(Task brief): Only the number is wanted: how many lines in the data contain "displays"?

(Data to process):
──────
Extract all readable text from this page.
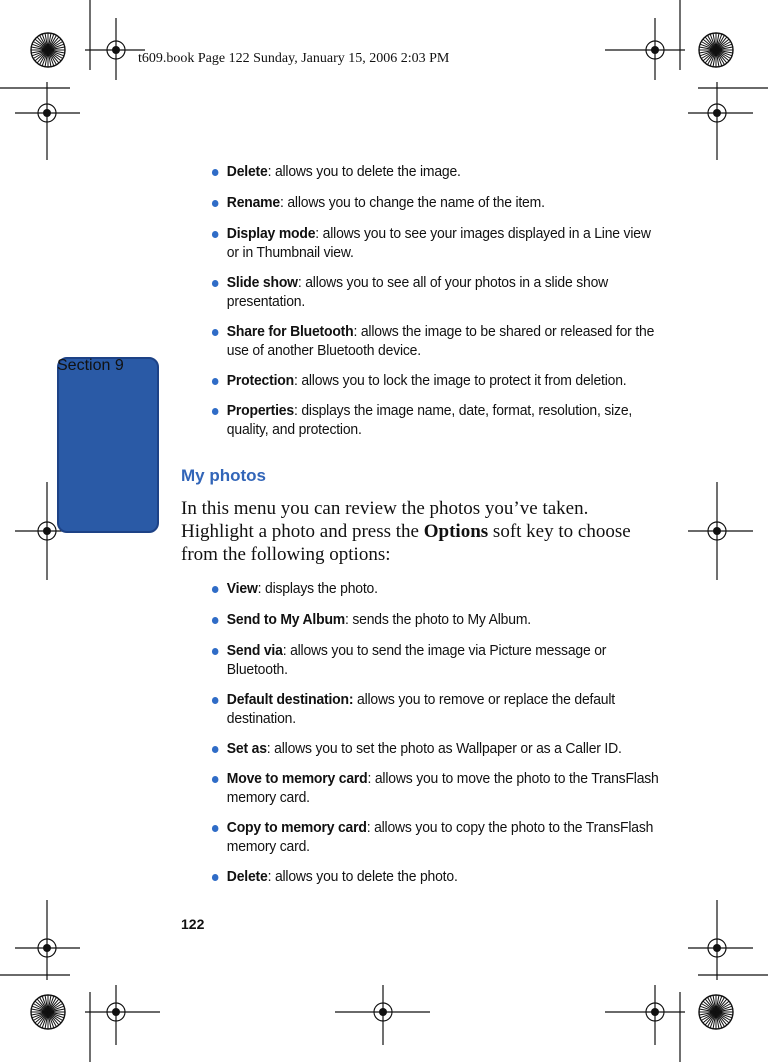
t609.book Page 122 Sunday, January 15, 2006 2:03 PM
Section 9
Delete: allows you to delete the image.
Rename: allows you to change the name of the item.
Display mode: allows you to see your images displayed in a Line view or in Thumbnail view.
Slide show: allows you to see all of your photos in a slide show presentation.
Share for Bluetooth: allows the image to be shared or released for the use of another Bluetooth device.
Protection: allows you to lock the image to protect it from deletion.
Properties: displays the image name, date, format, resolution, size, quality, and protection.
My photos
In this menu you can review the photos you’ve taken. Highlight a photo and press the Options soft key to choose from the following options:
View: displays the photo.
Send to My Album: sends the photo to My Album.
Send via: allows you to send the image via Picture message or Bluetooth.
Default destination: allows you to remove or replace the default destination.
Set as: allows you to set the photo as Wallpaper or as a Caller ID.
Move to memory card: allows you to move the photo to the TransFlash memory card.
Copy to memory card: allows you to copy the photo to the TransFlash memory card.
Delete: allows you to delete the photo.
122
──────
(Correct response): 2